Saved data entries

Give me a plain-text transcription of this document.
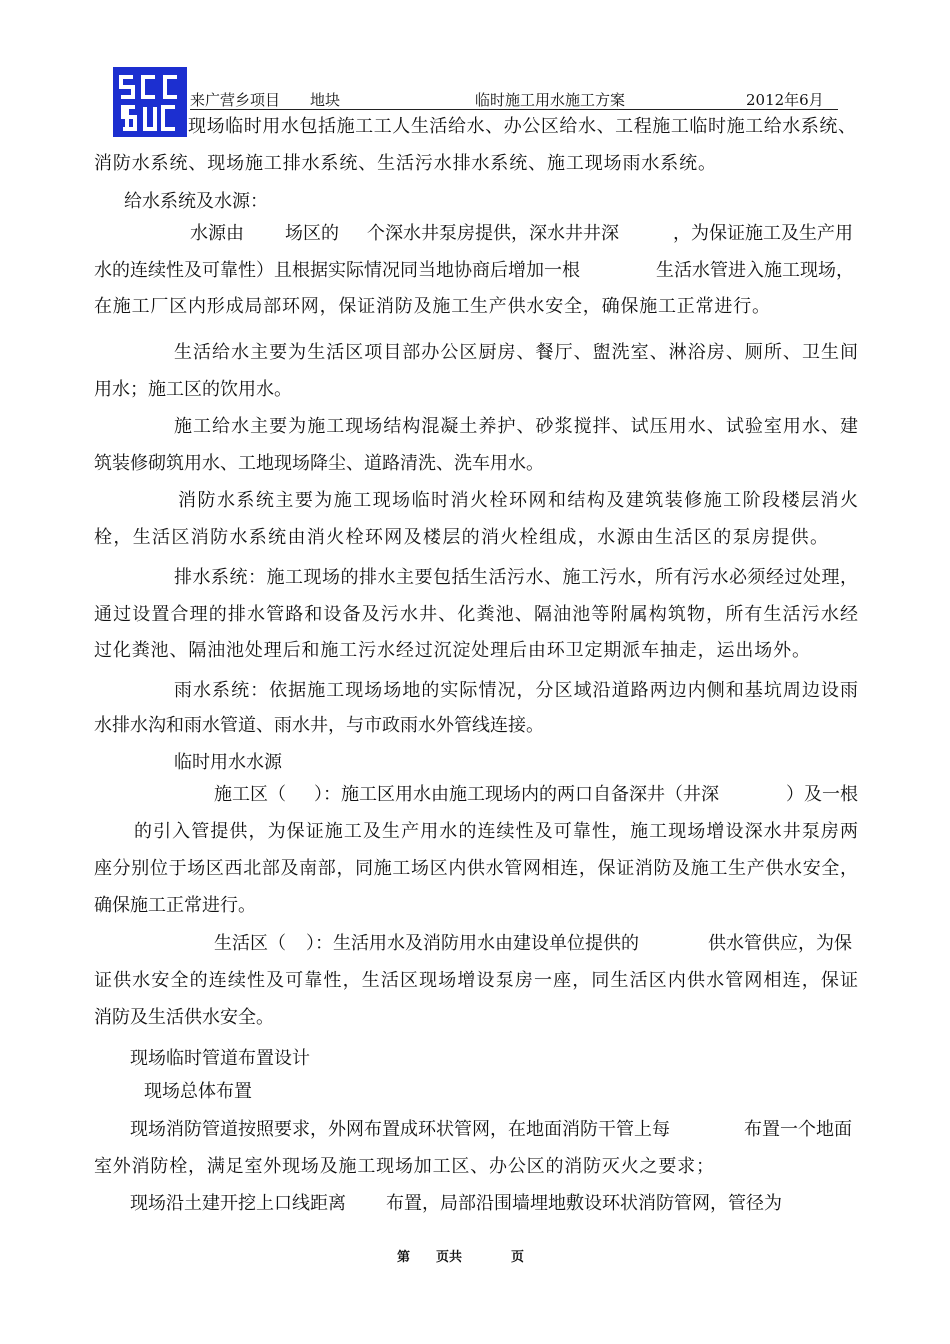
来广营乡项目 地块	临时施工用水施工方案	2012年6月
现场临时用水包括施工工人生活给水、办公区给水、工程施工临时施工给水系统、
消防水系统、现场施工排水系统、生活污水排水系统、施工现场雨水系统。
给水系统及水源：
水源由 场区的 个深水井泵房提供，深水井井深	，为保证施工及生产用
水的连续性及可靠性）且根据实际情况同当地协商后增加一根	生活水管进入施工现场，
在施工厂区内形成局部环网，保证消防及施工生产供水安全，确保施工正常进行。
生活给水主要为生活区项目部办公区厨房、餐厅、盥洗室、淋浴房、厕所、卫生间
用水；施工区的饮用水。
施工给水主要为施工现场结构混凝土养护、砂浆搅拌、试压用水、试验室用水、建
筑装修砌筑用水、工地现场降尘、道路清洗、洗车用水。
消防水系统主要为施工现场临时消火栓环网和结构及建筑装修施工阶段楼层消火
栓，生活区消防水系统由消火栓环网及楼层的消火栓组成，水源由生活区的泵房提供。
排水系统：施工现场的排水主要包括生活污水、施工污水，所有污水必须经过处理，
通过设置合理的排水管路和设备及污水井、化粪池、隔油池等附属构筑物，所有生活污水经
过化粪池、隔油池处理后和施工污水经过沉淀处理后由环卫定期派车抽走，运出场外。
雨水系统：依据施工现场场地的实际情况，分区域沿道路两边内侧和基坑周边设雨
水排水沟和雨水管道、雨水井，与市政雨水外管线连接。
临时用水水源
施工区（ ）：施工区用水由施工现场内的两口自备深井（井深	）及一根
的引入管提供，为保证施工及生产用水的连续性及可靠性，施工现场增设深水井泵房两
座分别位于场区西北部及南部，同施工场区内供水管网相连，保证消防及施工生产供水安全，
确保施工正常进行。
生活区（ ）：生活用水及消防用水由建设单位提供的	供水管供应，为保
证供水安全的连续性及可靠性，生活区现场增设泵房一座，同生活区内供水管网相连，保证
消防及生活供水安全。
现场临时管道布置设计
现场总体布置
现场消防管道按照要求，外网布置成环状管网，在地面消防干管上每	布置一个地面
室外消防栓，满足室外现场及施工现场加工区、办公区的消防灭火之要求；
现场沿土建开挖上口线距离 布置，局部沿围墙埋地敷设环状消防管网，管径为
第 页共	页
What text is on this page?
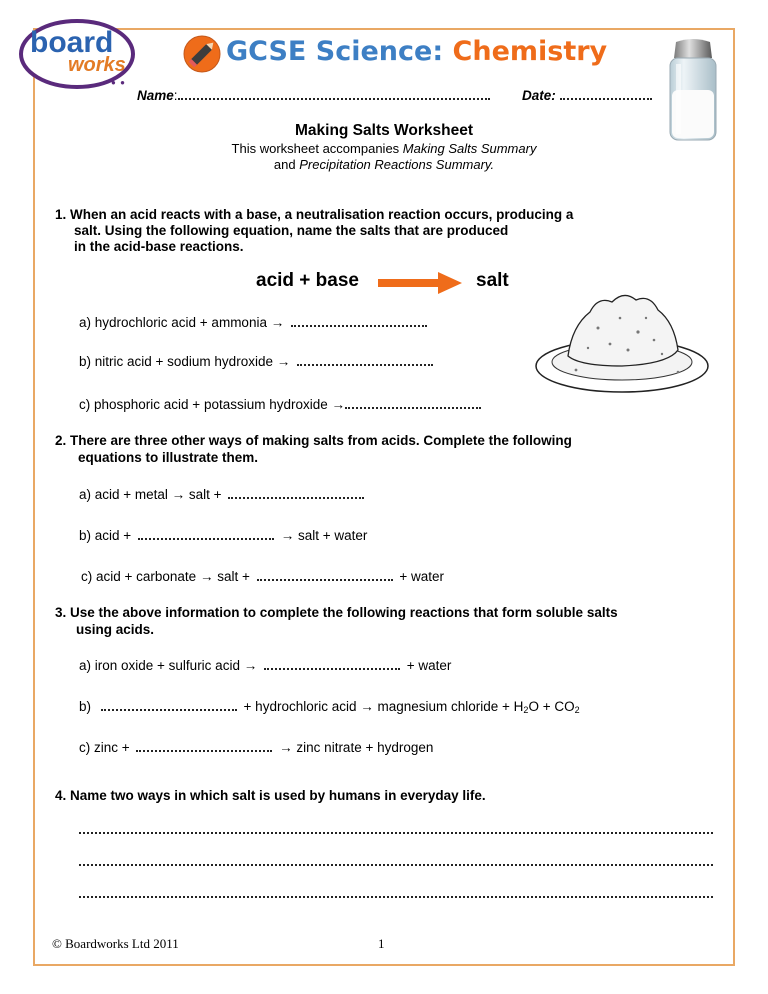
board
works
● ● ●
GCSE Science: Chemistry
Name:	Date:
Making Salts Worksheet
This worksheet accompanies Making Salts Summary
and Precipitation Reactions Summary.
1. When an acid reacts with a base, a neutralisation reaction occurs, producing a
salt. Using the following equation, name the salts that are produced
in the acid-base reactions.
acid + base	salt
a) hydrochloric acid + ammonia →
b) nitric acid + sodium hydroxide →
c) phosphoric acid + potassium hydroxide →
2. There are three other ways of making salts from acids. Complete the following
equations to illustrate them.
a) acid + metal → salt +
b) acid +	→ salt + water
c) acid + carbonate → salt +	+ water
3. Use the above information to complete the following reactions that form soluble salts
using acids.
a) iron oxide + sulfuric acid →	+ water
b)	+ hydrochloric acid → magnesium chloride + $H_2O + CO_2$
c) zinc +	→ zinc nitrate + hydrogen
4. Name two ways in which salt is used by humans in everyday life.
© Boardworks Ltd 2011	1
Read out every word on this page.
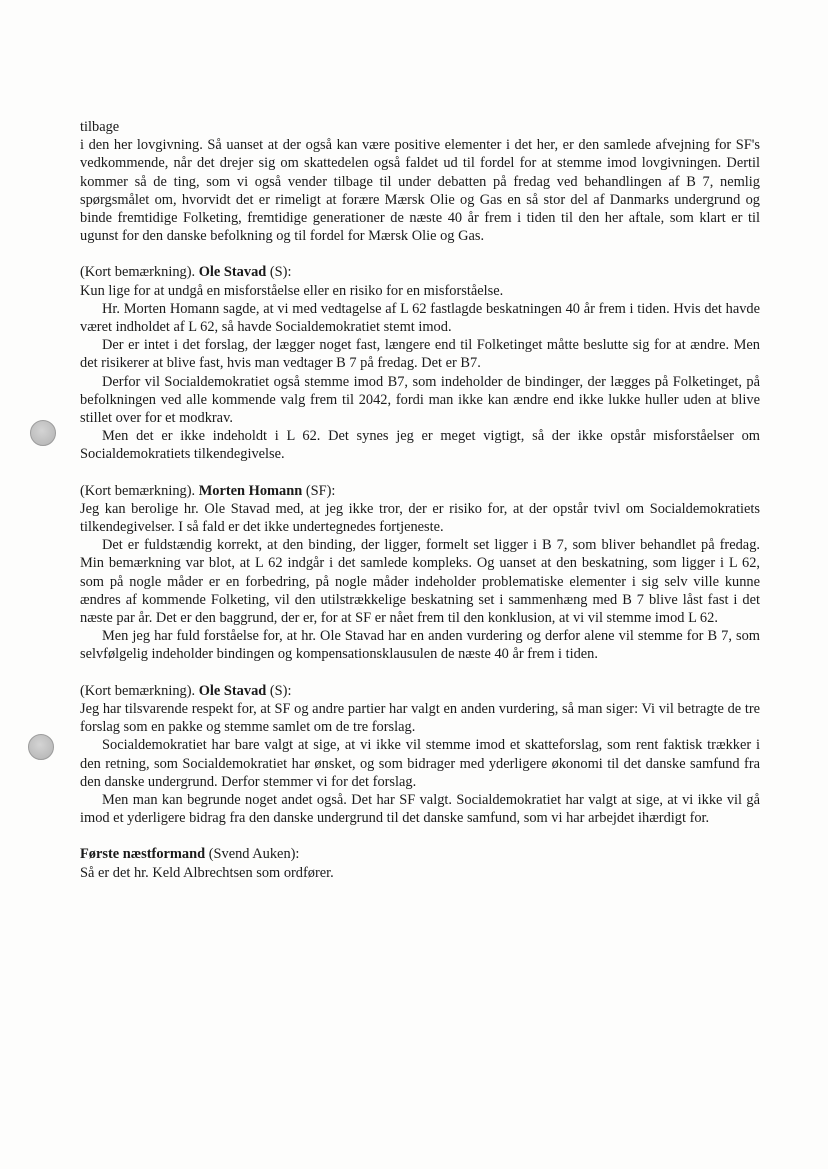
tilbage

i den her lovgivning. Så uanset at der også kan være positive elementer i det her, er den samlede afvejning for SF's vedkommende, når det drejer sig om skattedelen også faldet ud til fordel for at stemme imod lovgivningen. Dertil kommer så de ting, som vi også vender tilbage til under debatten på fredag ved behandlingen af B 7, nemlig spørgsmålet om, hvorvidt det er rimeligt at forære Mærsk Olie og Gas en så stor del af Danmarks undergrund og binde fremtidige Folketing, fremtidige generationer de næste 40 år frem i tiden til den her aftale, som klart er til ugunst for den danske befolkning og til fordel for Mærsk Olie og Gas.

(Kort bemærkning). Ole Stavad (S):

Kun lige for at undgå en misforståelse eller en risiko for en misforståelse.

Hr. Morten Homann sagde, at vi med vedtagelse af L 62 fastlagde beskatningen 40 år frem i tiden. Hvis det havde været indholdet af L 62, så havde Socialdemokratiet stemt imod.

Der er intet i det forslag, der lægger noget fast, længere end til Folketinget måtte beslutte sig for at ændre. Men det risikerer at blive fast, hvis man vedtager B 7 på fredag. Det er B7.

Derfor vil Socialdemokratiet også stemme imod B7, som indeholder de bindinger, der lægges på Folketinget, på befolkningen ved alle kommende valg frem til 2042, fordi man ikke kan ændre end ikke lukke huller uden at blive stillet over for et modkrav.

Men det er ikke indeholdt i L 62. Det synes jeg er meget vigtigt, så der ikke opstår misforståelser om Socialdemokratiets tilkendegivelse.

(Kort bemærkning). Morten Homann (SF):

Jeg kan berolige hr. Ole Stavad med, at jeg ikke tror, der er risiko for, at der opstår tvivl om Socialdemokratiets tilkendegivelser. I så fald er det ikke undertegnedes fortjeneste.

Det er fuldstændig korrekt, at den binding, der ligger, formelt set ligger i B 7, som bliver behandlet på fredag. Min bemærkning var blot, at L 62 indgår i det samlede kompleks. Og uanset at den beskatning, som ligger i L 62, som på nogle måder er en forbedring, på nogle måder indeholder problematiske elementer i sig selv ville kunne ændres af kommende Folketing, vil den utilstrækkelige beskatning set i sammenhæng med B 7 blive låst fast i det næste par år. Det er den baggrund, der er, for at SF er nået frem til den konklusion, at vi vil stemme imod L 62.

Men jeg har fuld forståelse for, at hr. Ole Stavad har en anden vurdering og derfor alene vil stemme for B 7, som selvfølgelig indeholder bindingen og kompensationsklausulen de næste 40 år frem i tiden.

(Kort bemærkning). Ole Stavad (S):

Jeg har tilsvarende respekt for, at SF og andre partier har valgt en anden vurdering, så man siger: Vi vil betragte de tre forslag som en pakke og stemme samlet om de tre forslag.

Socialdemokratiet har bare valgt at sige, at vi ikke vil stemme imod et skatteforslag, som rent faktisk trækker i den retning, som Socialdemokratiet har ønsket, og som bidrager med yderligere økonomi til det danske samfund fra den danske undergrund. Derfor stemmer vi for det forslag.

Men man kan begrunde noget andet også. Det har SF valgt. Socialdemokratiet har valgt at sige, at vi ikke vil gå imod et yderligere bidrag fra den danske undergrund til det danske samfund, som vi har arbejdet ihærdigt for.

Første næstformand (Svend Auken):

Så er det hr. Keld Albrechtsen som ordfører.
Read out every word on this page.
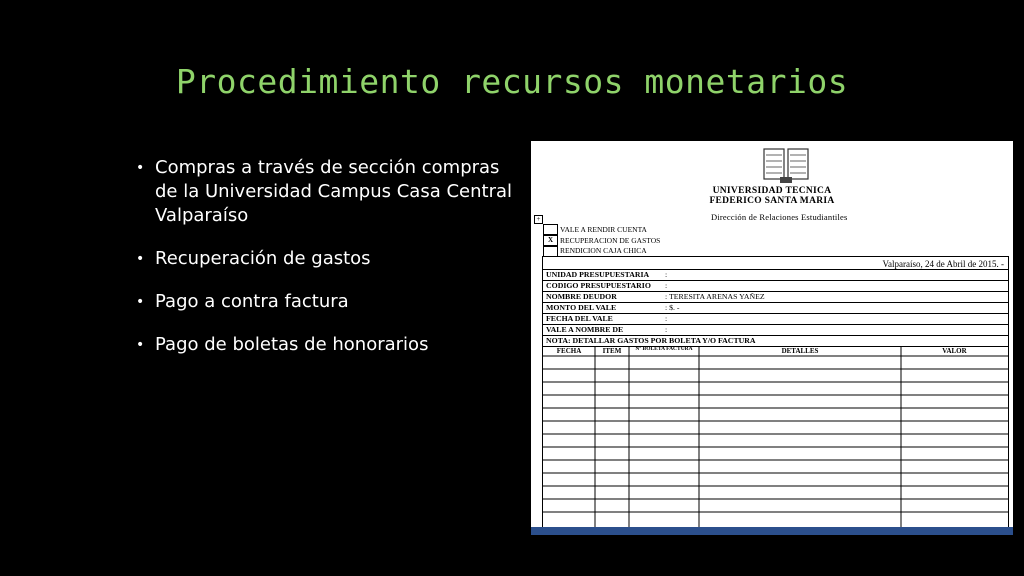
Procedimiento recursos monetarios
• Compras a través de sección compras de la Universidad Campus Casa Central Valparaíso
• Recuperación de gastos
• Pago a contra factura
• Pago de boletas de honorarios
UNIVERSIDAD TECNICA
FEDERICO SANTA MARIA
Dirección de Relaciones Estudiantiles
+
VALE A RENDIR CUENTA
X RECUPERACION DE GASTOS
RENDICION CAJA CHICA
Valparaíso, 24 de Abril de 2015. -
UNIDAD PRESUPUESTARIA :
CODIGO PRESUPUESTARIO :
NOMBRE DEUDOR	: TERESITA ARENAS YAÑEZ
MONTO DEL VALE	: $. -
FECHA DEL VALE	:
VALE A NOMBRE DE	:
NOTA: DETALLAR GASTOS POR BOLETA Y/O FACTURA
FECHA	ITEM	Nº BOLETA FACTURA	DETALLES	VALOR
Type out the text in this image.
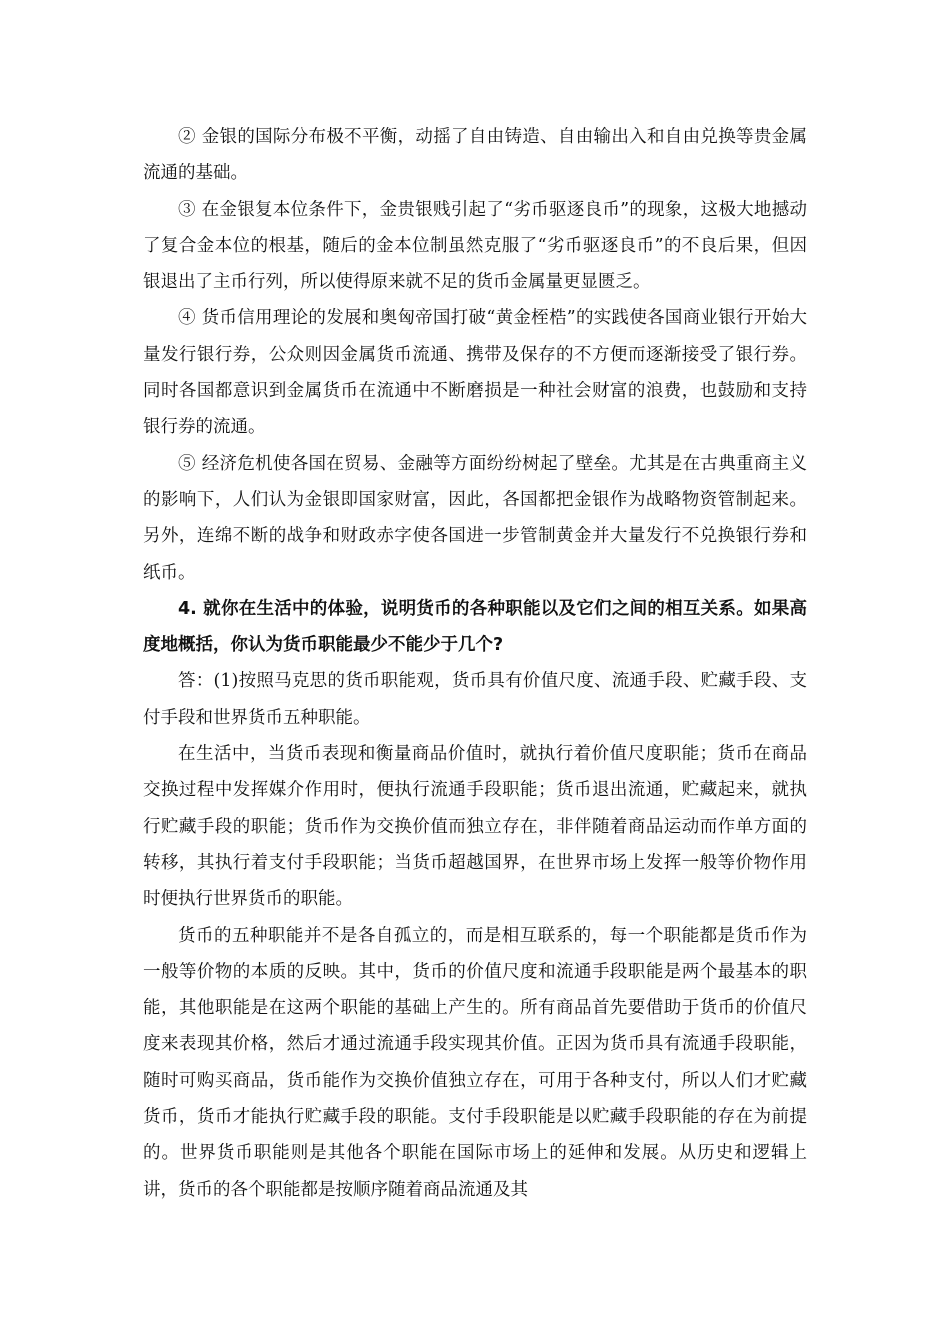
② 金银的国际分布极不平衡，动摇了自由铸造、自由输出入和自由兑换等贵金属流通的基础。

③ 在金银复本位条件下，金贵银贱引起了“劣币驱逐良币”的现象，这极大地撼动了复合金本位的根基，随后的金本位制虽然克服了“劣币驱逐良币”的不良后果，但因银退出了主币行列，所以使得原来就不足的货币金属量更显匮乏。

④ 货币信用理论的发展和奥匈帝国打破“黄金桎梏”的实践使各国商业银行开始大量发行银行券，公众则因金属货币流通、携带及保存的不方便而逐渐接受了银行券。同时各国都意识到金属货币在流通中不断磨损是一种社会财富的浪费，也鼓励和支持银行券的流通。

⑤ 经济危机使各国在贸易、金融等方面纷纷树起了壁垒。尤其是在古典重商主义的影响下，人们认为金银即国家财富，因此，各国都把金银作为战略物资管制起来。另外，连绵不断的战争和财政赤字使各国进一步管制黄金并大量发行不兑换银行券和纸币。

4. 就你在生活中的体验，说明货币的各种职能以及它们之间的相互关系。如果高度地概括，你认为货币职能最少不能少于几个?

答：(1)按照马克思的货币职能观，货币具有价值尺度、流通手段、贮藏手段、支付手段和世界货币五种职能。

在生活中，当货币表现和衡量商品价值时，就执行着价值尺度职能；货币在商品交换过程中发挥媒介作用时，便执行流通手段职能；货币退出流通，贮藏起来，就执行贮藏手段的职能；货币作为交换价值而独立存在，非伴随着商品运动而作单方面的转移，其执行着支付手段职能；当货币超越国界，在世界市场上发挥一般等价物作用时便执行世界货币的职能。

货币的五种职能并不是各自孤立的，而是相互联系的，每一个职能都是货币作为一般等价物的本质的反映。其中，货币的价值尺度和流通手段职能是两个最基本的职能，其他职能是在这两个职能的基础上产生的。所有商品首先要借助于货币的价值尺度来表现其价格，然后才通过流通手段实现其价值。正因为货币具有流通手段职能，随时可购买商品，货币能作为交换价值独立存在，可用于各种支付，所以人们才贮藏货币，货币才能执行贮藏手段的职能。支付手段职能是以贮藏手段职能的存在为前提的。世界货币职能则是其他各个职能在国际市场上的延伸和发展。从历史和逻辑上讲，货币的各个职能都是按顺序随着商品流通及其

GOAL » Extract all lines containing the word "yderligere".

WORKED SOLUTION »
Socialdemokratiet har bare valgt at sige, at vi ikke vil stemme imod et skatteforslag, som rent faktisk trækker i den retning, som Socialdemokratiet har ønsket, og som bidrager med yderligere økonomi til det danske samfund fra den danske undergrund. Derfor stemmer vi for det forslag.
Men man kan begrunde noget andet også. Det har SF valgt. Socialdemokratiet har valgt at sige, at vi ikke vil gå imod et yderligere bidrag fra den danske undergrund til det danske samfund, som vi har arbejdet ihærdigt for.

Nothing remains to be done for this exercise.